## Task requirements
List each line of the data in which the string "JSON" appears.

==================================================

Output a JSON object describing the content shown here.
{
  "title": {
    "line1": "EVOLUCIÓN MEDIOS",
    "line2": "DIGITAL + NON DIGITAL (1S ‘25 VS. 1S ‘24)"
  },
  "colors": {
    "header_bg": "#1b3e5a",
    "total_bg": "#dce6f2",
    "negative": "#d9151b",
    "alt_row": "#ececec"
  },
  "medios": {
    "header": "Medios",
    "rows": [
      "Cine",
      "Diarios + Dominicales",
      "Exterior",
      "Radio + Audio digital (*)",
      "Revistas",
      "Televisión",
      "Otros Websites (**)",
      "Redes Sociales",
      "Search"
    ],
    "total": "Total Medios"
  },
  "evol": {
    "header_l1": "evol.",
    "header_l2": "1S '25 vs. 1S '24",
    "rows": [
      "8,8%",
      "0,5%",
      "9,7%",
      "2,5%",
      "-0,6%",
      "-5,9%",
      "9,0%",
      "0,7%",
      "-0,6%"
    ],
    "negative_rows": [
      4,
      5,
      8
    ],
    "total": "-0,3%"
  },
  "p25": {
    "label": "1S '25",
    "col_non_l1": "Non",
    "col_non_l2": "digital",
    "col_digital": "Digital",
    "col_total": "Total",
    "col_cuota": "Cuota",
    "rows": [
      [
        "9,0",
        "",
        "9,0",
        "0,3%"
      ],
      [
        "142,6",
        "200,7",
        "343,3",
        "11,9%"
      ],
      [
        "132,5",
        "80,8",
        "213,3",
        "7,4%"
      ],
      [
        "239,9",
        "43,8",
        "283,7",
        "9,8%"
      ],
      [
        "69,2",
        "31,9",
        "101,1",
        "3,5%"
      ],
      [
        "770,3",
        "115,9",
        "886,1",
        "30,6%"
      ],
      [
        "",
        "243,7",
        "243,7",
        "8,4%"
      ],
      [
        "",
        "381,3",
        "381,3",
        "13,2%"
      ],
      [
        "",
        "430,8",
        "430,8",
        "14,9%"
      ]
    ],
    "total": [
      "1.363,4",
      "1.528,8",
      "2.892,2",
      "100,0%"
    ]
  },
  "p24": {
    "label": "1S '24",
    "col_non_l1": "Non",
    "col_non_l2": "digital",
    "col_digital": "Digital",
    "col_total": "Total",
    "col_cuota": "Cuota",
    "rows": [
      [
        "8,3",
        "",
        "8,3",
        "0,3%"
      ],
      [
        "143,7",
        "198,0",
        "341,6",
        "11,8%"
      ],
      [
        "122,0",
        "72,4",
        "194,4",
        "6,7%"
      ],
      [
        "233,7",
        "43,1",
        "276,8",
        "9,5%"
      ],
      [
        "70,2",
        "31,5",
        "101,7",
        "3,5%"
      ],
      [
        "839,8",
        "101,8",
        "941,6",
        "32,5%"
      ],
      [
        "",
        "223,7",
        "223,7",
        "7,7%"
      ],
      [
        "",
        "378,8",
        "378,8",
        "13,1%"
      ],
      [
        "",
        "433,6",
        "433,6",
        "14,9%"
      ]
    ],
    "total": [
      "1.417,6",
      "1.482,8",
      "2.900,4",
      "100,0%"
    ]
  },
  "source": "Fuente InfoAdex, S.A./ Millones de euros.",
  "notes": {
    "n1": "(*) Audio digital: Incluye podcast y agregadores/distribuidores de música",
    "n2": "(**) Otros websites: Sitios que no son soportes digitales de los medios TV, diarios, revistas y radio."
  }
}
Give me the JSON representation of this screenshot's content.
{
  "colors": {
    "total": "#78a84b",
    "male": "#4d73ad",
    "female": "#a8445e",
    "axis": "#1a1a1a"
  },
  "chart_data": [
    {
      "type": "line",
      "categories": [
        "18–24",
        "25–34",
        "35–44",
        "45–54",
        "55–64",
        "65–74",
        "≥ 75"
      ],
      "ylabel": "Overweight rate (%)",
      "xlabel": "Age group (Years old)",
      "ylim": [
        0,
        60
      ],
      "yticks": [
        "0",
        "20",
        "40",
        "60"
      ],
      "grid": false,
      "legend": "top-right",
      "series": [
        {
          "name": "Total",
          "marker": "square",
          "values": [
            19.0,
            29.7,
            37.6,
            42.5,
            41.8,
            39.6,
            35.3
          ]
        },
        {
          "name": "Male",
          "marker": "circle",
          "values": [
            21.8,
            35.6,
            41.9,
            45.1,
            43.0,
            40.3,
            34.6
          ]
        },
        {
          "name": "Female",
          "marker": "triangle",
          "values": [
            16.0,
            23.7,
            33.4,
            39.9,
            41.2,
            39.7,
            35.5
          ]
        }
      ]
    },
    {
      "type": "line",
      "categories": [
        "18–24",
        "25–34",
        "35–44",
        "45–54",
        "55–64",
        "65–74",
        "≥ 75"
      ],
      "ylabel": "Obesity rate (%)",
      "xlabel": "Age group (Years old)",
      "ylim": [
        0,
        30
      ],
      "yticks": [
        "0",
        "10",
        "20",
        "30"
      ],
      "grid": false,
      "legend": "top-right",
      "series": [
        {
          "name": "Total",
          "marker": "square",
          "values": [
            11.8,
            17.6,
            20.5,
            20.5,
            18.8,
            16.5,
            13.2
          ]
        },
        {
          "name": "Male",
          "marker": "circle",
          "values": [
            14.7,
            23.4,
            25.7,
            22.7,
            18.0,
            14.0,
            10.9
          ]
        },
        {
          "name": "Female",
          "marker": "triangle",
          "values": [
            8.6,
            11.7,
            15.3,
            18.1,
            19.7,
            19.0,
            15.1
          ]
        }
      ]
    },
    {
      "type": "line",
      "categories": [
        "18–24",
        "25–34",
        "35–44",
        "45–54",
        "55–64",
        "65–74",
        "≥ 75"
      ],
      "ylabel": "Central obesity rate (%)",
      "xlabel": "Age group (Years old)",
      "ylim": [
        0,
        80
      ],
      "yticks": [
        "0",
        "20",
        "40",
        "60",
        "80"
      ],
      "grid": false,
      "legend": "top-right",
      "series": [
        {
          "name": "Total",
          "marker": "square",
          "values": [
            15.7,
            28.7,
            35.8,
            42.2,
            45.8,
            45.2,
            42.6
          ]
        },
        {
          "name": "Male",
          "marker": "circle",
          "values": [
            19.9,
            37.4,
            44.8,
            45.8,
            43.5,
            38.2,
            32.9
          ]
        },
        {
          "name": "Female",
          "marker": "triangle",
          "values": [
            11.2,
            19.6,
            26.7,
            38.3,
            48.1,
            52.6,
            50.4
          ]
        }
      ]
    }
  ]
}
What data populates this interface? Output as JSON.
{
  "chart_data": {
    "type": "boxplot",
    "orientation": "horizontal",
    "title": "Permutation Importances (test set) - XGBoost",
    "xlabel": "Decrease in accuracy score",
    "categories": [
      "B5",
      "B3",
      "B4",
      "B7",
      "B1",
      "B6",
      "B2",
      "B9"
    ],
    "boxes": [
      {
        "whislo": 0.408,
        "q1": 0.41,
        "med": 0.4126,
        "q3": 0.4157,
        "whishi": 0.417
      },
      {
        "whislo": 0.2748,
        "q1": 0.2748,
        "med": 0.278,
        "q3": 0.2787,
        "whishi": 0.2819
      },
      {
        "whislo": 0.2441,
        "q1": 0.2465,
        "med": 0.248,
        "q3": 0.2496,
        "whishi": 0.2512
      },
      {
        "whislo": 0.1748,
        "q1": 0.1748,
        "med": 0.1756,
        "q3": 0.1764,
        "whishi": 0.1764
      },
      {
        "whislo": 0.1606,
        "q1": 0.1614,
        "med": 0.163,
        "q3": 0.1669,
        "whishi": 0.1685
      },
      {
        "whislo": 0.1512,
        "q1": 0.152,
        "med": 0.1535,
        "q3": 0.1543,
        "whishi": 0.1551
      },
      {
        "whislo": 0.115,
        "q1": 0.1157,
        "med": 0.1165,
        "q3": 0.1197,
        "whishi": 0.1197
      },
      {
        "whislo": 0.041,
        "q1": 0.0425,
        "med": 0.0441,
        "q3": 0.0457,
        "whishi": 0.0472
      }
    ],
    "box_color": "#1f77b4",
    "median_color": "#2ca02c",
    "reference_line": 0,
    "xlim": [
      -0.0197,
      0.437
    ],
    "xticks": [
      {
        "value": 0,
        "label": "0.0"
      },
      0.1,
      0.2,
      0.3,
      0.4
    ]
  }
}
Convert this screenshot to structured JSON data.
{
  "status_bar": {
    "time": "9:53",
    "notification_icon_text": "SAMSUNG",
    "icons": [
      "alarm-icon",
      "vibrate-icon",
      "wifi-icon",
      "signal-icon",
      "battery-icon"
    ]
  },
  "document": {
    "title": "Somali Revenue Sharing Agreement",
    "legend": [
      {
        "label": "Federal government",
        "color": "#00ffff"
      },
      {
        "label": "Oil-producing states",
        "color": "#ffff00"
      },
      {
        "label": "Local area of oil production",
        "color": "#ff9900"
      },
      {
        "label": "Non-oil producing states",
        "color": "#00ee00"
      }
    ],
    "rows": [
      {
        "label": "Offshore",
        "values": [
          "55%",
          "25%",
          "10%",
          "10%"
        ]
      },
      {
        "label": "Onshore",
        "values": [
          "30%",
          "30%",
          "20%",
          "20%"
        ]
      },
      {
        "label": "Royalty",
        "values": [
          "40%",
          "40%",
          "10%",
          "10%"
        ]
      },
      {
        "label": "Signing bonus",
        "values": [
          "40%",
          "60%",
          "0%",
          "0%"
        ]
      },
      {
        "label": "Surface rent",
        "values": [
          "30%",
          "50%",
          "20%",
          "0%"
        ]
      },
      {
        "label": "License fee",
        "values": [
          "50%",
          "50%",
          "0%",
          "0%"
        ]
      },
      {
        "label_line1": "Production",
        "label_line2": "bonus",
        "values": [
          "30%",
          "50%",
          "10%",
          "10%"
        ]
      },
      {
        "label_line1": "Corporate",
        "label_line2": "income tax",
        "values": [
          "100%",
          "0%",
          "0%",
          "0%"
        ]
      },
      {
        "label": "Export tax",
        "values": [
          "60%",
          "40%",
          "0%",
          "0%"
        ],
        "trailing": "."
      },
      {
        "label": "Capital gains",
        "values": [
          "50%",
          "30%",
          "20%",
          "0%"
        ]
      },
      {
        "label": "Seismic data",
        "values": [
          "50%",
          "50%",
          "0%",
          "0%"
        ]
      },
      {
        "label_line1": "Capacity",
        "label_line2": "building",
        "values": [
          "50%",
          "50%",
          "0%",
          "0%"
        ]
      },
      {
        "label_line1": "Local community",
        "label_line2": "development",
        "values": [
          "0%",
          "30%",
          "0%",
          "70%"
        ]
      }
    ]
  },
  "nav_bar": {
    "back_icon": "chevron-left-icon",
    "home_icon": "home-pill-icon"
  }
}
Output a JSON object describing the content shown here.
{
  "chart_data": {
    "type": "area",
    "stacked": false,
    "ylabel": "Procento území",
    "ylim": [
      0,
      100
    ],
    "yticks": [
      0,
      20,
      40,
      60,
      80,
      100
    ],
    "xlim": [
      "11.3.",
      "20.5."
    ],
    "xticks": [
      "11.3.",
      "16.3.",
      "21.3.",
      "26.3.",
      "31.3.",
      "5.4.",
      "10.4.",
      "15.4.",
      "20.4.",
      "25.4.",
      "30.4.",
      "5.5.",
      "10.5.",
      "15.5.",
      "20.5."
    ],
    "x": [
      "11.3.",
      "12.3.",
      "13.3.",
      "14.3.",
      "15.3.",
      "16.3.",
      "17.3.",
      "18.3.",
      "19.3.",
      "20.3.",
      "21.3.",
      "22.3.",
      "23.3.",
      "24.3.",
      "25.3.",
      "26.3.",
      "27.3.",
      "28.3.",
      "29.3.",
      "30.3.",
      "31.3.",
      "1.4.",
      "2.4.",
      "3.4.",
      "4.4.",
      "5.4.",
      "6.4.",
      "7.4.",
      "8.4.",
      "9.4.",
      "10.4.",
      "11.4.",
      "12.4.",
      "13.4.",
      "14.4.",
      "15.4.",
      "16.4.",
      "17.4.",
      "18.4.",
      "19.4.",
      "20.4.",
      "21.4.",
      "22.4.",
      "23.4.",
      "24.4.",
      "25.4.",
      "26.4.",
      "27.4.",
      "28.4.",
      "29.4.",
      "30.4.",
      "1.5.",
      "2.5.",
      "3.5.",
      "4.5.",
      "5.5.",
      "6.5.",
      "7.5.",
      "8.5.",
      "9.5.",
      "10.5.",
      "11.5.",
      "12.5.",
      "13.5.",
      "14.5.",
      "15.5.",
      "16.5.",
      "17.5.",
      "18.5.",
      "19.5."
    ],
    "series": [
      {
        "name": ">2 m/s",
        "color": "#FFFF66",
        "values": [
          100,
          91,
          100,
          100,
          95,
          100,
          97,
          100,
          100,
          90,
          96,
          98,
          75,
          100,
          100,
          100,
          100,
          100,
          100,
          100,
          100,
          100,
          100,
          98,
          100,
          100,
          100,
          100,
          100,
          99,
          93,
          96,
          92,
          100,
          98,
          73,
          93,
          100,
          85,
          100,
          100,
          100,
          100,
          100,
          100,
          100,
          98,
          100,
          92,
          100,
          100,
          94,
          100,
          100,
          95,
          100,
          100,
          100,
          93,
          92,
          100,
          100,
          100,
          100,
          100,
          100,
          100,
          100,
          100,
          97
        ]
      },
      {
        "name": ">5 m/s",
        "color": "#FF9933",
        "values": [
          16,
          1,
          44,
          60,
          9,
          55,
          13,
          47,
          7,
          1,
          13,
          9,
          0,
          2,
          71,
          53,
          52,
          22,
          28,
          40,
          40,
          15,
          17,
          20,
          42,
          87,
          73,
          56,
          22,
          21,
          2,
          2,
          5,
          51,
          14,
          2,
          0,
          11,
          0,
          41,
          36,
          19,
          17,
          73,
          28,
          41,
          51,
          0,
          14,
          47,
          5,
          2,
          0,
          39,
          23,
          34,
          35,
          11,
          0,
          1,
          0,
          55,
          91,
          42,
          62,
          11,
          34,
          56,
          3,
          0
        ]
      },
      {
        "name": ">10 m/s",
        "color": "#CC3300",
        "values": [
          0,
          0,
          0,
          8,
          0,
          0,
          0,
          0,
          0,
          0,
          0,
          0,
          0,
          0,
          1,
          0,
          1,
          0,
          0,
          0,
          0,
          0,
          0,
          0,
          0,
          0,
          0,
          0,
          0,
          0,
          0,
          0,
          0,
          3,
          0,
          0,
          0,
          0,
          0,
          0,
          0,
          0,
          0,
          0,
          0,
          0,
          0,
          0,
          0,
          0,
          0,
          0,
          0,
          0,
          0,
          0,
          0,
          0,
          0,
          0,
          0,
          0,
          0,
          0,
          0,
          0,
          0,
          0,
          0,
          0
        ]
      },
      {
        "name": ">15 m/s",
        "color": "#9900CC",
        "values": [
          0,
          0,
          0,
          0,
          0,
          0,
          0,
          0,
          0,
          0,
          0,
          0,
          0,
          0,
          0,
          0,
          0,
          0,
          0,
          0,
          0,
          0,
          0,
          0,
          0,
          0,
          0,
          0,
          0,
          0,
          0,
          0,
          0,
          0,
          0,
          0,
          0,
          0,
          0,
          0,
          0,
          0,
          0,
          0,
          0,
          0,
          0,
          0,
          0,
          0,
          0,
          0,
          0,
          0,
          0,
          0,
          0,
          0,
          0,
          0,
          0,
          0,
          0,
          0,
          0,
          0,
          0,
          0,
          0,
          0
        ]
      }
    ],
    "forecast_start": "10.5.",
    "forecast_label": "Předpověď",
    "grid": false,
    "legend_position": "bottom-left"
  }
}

==================================================

## Expected answer
Output a JSON object describing the content shown here.
Give me the JSON representation of this screenshot's content.
What data populates this interface? Output as JSON.
Convert this screenshot to structured JSON data.
Output a JSON object describing the content shown here.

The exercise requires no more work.